__Work instructions__: Report the count of lines where the string "xlabel" appears, and nothing else.

__Raw records__:
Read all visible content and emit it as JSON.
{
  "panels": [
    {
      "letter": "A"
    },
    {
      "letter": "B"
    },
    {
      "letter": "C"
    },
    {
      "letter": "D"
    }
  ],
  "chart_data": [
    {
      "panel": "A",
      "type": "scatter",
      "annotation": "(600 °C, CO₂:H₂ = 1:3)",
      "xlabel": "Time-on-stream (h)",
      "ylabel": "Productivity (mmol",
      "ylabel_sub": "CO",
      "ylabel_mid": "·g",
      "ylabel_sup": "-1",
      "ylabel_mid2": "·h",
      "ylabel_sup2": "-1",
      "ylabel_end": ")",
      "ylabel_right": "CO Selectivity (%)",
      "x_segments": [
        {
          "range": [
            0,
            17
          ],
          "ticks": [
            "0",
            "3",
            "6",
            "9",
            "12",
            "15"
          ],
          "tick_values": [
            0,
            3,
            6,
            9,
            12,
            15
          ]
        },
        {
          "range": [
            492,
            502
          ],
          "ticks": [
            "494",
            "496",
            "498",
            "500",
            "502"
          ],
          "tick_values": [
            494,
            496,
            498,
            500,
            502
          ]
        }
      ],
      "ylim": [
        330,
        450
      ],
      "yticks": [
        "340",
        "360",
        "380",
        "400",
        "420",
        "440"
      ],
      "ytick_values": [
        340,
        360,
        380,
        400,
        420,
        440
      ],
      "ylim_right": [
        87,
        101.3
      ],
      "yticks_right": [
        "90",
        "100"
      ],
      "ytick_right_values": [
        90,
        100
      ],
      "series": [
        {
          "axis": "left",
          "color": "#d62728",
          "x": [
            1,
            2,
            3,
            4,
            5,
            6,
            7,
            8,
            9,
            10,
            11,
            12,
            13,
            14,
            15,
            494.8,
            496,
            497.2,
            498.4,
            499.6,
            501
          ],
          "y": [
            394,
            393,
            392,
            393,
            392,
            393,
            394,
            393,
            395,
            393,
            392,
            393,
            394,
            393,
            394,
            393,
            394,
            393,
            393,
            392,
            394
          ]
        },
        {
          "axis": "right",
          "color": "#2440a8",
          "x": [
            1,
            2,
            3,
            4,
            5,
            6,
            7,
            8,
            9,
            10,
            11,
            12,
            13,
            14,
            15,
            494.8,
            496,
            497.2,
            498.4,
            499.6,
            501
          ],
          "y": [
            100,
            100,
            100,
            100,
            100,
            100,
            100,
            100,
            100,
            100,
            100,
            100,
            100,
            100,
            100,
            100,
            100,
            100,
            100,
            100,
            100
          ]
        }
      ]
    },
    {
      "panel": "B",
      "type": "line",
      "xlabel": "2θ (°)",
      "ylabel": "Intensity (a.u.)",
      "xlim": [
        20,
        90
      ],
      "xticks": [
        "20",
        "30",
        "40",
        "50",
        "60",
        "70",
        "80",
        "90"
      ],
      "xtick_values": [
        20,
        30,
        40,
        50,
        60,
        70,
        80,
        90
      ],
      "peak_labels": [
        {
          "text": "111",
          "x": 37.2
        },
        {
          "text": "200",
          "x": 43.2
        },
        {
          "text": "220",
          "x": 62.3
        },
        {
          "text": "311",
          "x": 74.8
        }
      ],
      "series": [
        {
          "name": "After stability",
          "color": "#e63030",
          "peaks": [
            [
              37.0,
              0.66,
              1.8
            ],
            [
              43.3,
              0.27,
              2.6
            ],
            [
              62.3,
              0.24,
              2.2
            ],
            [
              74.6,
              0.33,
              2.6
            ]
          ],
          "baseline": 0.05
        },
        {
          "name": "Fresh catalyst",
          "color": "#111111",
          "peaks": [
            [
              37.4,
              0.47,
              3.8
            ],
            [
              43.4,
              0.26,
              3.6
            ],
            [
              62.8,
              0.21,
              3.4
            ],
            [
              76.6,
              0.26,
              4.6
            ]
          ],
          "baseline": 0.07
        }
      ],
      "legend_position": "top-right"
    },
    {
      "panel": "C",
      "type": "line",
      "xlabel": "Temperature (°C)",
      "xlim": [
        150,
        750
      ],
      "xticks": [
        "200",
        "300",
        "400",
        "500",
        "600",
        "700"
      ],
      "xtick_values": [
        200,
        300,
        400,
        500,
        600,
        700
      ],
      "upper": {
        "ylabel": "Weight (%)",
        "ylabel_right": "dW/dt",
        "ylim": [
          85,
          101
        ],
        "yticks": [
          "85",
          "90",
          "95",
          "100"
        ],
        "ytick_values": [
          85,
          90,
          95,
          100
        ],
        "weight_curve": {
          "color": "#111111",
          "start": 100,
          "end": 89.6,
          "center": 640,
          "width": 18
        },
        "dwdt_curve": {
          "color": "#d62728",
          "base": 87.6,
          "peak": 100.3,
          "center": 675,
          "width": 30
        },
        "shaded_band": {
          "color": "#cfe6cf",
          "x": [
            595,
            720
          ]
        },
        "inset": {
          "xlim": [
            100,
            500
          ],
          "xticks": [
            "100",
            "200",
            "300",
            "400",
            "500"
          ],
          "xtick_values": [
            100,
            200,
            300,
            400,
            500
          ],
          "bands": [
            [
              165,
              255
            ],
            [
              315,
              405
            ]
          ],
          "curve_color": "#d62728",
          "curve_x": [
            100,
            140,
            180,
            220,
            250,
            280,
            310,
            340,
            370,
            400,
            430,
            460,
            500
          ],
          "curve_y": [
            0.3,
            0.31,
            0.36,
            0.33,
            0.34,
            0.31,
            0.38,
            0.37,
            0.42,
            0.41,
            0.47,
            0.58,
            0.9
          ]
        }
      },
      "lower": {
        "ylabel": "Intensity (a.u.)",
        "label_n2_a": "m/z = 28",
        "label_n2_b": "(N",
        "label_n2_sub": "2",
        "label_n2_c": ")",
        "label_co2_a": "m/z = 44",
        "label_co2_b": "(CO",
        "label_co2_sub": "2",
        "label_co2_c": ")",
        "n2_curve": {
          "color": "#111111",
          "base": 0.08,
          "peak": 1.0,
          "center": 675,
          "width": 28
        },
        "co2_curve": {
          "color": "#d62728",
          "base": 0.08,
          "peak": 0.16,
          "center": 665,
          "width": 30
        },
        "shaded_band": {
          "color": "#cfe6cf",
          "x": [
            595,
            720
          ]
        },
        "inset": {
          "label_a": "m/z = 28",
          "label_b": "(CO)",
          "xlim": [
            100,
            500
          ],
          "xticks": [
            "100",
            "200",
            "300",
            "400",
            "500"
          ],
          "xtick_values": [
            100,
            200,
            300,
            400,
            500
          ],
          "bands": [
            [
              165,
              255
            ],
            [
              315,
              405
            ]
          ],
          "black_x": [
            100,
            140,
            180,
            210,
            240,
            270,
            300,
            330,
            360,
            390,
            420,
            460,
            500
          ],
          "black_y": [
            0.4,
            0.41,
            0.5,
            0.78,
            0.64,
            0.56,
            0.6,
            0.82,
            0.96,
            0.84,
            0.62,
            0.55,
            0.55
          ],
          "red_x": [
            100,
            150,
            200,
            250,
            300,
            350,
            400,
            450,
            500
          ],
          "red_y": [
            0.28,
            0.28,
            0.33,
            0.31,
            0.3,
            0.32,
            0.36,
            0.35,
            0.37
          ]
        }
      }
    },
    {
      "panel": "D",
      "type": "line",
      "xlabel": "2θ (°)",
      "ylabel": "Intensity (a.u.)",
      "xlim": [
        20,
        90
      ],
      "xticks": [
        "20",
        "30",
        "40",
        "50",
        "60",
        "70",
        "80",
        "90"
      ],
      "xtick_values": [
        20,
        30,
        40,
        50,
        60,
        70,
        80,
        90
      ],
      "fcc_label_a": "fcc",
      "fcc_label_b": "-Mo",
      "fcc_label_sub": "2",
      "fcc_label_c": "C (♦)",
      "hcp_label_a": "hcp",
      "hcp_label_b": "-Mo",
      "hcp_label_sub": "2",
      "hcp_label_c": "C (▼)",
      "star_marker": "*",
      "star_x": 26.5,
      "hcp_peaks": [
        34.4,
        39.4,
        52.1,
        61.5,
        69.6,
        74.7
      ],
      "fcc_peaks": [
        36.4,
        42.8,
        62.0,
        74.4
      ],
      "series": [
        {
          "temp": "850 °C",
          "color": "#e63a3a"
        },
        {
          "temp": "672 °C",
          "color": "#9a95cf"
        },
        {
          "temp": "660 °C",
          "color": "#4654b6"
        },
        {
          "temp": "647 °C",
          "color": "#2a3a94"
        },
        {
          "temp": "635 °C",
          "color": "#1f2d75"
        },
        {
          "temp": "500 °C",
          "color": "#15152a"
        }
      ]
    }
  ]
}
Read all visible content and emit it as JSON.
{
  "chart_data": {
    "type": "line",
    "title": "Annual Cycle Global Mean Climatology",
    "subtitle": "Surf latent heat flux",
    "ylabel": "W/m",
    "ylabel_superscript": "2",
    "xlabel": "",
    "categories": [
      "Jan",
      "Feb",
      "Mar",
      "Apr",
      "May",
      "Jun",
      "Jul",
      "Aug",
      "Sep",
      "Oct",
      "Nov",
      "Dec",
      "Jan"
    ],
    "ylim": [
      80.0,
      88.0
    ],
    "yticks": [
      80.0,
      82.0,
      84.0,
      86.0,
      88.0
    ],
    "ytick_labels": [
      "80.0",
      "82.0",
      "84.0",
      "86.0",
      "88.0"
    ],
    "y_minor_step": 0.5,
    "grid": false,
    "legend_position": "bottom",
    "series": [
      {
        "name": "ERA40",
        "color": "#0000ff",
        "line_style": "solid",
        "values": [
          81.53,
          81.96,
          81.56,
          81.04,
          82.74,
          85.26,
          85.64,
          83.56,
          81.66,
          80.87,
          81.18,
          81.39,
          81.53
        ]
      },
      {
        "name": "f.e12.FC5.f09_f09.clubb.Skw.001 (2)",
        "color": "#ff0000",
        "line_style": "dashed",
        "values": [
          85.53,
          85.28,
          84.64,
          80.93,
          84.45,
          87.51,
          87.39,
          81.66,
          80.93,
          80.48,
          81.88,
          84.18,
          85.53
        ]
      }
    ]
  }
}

__Task solution__: 5